--- START OF DATASET EXCERPTS ---

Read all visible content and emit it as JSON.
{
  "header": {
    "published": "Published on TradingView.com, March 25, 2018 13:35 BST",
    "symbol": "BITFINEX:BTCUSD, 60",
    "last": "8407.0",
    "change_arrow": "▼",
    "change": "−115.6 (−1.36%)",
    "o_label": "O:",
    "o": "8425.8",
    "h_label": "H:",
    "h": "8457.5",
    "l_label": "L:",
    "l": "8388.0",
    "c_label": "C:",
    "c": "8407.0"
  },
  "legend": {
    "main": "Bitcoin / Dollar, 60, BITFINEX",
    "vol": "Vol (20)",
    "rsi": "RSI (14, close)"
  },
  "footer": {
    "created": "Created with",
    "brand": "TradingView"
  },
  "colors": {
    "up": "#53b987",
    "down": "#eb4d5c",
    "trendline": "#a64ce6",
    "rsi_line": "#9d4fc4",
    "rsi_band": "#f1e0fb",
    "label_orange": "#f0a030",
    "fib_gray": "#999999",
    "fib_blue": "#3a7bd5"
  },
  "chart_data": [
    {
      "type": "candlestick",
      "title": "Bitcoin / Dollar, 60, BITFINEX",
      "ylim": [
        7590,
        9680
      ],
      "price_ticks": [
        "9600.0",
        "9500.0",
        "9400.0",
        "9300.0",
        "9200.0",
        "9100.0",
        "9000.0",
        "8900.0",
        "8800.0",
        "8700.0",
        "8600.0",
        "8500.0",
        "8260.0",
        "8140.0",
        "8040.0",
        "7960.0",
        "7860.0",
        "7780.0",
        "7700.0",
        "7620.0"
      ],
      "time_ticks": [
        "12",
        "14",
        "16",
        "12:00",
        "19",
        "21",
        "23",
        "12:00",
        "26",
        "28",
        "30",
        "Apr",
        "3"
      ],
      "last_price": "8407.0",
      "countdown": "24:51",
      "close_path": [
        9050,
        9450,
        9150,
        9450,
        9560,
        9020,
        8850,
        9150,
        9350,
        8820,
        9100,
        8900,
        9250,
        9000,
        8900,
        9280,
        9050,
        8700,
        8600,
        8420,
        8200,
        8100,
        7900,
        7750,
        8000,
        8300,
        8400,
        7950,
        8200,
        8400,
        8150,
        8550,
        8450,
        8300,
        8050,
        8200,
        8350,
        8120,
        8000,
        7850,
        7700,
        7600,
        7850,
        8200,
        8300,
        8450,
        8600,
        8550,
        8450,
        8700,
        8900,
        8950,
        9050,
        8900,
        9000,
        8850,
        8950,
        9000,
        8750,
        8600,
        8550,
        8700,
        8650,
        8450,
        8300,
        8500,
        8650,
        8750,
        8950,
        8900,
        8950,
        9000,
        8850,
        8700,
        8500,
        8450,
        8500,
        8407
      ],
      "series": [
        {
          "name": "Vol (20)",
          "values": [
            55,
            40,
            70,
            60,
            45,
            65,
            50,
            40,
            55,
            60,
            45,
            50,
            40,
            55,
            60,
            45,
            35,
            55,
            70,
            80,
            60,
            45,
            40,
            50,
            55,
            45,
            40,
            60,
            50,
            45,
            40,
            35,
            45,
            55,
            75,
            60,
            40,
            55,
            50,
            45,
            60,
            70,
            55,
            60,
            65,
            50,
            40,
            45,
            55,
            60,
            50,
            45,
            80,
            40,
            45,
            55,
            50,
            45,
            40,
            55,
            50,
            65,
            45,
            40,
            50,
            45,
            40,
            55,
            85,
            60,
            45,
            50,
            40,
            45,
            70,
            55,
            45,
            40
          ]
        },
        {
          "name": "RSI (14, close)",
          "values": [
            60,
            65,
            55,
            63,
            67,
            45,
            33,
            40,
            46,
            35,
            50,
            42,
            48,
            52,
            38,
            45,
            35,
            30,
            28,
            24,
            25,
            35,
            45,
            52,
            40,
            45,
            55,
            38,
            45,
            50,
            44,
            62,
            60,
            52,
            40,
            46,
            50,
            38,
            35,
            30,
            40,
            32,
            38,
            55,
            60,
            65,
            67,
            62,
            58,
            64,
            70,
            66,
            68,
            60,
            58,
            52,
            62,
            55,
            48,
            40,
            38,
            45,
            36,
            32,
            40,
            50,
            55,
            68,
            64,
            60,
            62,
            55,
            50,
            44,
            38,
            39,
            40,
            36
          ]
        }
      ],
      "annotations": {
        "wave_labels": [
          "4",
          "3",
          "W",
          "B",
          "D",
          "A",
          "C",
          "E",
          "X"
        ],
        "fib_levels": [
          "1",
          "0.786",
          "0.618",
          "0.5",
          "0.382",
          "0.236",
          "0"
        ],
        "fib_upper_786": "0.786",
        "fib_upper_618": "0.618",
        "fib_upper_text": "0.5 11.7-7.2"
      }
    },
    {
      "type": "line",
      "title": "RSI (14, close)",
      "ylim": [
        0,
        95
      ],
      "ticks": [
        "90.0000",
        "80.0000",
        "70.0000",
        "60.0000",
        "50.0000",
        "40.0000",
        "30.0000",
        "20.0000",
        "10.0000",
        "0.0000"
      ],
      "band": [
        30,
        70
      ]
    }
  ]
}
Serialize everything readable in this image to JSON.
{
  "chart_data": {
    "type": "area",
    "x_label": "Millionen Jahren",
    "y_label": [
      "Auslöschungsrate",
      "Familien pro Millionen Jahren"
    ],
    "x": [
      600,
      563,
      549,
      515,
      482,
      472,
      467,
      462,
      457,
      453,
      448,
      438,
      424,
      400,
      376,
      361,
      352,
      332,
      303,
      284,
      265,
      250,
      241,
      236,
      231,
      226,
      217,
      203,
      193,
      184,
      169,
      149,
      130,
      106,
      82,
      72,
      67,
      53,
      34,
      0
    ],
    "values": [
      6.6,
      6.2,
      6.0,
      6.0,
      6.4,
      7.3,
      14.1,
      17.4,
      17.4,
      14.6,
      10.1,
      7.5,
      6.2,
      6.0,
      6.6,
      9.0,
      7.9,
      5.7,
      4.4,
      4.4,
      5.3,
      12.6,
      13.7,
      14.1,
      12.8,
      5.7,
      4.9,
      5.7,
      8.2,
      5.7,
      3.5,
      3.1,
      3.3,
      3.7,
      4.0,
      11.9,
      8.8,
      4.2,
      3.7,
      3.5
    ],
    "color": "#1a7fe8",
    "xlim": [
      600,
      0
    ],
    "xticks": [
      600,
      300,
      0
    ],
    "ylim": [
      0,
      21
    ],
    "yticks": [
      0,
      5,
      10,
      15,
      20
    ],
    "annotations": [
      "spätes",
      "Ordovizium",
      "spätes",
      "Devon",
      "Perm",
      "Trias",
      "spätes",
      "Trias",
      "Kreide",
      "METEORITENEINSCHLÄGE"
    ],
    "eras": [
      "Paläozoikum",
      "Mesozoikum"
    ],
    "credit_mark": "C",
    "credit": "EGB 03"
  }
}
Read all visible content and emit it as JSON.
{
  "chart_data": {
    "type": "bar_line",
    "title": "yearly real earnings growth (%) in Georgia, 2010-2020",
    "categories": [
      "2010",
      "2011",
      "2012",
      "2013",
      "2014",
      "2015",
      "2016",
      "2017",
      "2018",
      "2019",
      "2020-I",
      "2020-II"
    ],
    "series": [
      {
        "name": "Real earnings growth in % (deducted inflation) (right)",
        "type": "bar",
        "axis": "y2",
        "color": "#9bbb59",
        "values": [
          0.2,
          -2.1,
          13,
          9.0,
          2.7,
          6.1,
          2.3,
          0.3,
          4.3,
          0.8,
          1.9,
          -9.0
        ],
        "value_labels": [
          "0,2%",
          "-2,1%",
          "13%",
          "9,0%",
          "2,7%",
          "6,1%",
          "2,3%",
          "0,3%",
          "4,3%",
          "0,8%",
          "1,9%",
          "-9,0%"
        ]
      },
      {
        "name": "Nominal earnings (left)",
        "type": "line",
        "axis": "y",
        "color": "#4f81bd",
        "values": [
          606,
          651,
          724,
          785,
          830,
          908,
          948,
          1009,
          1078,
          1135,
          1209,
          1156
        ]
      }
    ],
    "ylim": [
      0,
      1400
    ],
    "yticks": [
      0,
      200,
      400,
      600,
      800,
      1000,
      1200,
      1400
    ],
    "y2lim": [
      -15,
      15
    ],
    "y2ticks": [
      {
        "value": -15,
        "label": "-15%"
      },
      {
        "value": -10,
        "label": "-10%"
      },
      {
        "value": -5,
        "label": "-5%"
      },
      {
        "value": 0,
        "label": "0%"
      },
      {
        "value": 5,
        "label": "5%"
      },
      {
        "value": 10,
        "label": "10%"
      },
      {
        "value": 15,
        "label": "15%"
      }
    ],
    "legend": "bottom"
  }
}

--- END OF DATASET EXCERPTS ---

### OBJECTIVE
From the data above, show each line that contains "type".

### OUTPUT OF THE EXERCISE
      "type": "candlestick",
      "type": "line",
    "type": "area",
    "type": "bar_line",
        "type": "bar",
        "type": "line",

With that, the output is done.